* **Work to be completed**:
Search the material for "Radio" and show all lines that contain it.

* **Dataset rows**:

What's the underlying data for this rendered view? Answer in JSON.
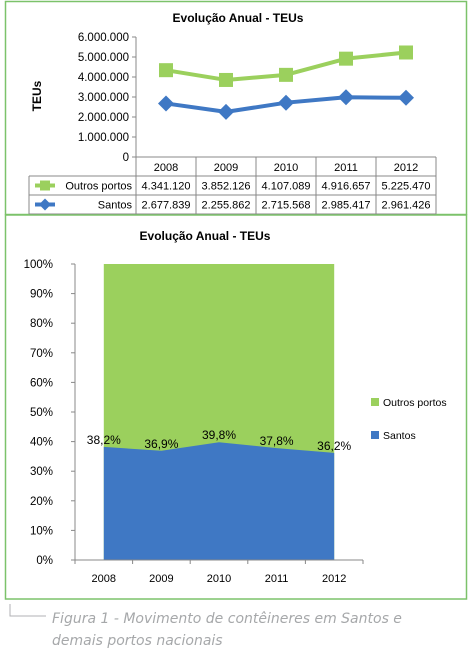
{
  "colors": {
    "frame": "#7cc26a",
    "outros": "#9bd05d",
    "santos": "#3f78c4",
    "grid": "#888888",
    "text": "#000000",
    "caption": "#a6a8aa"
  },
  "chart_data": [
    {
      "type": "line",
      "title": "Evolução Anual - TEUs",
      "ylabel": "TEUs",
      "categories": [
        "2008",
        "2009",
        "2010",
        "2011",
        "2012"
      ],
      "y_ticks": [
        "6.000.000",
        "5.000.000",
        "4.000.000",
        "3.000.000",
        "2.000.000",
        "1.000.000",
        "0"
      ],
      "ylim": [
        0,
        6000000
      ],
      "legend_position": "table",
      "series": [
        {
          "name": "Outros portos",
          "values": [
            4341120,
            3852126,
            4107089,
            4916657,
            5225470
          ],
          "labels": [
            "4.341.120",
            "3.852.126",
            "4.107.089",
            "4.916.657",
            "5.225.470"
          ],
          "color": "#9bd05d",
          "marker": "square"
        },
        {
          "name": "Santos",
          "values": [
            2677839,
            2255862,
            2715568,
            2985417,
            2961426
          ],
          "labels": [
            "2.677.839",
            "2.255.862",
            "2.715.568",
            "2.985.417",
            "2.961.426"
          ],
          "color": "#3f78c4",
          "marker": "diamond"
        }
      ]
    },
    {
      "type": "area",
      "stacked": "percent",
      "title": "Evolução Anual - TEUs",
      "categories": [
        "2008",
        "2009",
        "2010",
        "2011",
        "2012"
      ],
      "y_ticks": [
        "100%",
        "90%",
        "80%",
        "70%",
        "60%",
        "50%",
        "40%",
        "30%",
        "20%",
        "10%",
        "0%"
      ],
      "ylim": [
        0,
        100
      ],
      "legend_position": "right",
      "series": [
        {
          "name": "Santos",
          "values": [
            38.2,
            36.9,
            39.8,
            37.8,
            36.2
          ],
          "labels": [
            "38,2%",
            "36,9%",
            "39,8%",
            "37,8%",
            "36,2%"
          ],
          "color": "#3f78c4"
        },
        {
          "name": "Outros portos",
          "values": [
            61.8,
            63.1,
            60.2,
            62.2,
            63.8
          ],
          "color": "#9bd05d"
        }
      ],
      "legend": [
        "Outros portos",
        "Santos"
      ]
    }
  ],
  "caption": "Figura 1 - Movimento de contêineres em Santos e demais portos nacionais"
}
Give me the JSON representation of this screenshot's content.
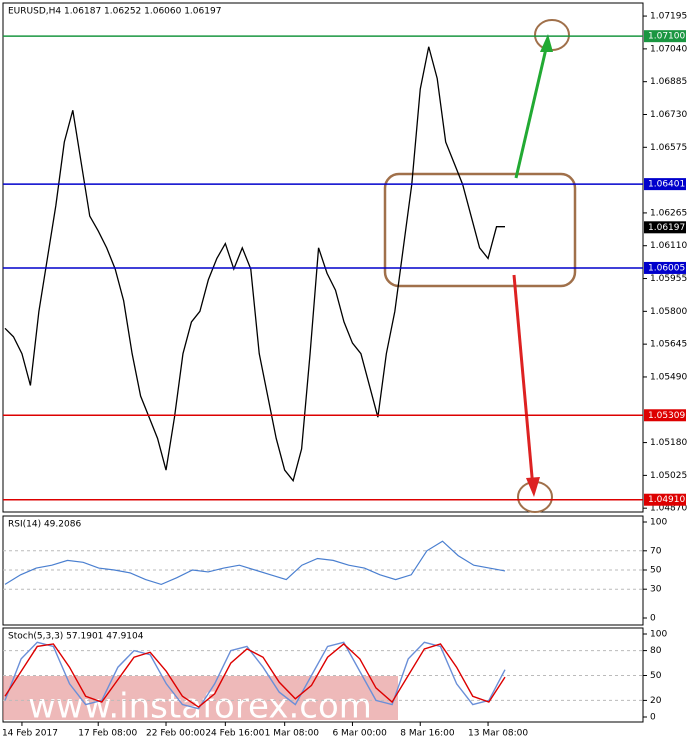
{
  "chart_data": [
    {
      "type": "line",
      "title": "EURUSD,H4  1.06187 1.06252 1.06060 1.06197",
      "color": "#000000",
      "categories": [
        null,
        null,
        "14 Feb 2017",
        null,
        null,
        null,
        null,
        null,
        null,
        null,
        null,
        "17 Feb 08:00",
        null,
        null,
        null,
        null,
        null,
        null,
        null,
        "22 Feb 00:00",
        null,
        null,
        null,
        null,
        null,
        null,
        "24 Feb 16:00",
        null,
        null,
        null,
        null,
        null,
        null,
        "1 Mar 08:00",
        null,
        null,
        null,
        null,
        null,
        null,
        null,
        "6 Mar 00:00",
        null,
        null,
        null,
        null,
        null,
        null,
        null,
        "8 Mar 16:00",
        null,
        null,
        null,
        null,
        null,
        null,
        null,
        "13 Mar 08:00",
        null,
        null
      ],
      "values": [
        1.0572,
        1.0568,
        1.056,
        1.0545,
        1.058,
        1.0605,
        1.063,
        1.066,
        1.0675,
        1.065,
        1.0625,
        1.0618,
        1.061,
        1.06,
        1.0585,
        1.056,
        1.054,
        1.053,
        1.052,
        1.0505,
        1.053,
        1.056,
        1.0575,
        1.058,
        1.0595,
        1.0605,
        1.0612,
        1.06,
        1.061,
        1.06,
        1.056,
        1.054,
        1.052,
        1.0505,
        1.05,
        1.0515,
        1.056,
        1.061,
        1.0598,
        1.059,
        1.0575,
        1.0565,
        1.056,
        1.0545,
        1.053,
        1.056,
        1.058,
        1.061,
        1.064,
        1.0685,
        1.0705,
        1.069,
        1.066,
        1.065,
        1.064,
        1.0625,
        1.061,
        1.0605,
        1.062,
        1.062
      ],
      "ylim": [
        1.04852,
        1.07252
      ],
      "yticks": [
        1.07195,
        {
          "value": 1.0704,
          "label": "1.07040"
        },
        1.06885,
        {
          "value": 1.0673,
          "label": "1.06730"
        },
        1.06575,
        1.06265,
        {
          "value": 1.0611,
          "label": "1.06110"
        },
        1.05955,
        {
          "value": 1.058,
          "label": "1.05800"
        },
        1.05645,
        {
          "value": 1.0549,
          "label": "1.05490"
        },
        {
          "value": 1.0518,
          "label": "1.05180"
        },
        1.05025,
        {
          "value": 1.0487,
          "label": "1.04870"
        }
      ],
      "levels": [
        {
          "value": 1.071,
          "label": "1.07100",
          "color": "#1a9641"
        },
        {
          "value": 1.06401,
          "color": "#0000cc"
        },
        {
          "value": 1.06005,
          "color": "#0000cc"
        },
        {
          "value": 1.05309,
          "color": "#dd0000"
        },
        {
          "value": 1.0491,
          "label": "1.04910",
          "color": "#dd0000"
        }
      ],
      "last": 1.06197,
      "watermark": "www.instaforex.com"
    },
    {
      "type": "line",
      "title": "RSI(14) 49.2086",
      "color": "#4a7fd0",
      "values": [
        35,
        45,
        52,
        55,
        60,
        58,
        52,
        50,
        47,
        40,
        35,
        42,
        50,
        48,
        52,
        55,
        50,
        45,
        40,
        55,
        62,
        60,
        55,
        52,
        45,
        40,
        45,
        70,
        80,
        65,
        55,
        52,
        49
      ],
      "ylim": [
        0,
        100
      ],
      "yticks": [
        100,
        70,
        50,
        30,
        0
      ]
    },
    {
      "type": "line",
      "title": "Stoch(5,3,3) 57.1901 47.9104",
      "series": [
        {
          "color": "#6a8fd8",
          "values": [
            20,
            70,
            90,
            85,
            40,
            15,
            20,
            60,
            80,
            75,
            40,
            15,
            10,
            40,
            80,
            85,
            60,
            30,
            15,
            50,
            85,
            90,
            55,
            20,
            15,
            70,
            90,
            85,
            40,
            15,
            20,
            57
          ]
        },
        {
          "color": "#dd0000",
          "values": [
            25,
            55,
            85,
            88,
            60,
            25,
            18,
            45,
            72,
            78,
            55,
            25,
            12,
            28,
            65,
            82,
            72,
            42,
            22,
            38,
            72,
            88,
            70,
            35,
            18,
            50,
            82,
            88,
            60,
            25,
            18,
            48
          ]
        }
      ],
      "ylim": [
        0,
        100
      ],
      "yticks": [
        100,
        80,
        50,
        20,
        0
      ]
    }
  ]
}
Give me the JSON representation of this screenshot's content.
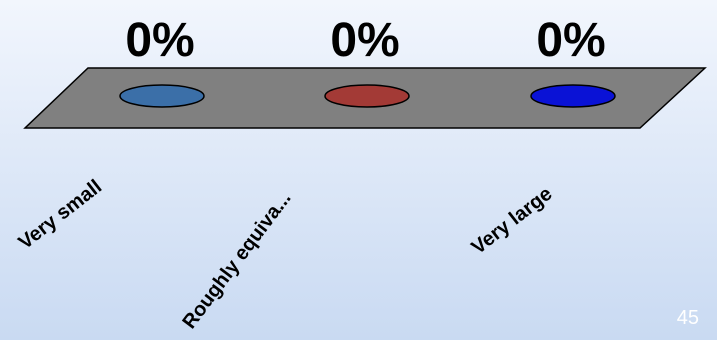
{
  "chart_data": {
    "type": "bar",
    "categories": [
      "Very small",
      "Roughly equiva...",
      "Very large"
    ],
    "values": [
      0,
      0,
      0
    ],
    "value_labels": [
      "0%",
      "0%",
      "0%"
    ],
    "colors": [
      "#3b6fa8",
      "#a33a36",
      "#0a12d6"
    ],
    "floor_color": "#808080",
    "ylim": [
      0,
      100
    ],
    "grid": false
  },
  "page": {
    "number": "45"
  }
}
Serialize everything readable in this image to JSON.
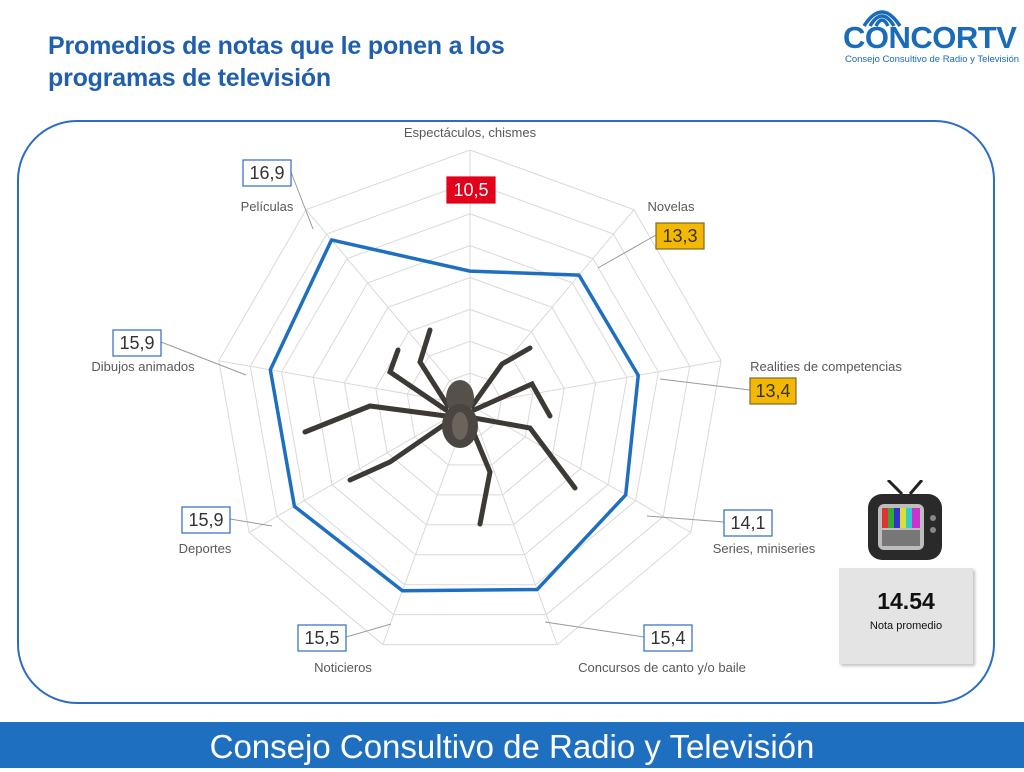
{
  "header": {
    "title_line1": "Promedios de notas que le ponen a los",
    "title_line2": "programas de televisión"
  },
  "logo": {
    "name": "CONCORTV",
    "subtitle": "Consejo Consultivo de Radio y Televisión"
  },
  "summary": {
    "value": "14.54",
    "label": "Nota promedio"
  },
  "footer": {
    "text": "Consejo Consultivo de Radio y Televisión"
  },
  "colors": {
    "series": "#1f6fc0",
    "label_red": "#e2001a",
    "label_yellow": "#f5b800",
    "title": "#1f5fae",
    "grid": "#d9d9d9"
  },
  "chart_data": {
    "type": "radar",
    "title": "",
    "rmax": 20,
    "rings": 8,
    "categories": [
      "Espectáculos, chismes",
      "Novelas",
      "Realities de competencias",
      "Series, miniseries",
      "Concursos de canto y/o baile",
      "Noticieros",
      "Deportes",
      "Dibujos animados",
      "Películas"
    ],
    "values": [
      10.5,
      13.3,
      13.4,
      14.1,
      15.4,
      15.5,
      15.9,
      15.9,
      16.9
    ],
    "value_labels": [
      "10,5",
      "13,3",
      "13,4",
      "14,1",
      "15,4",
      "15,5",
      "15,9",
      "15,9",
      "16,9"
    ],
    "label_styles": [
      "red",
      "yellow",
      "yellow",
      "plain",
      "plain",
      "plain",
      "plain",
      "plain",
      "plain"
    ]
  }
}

* **Written solution**:
    "subtitle": "Consejo Consultivo de Radio y Televisión"
    "text": "Consejo Consultivo de Radio y Televisión"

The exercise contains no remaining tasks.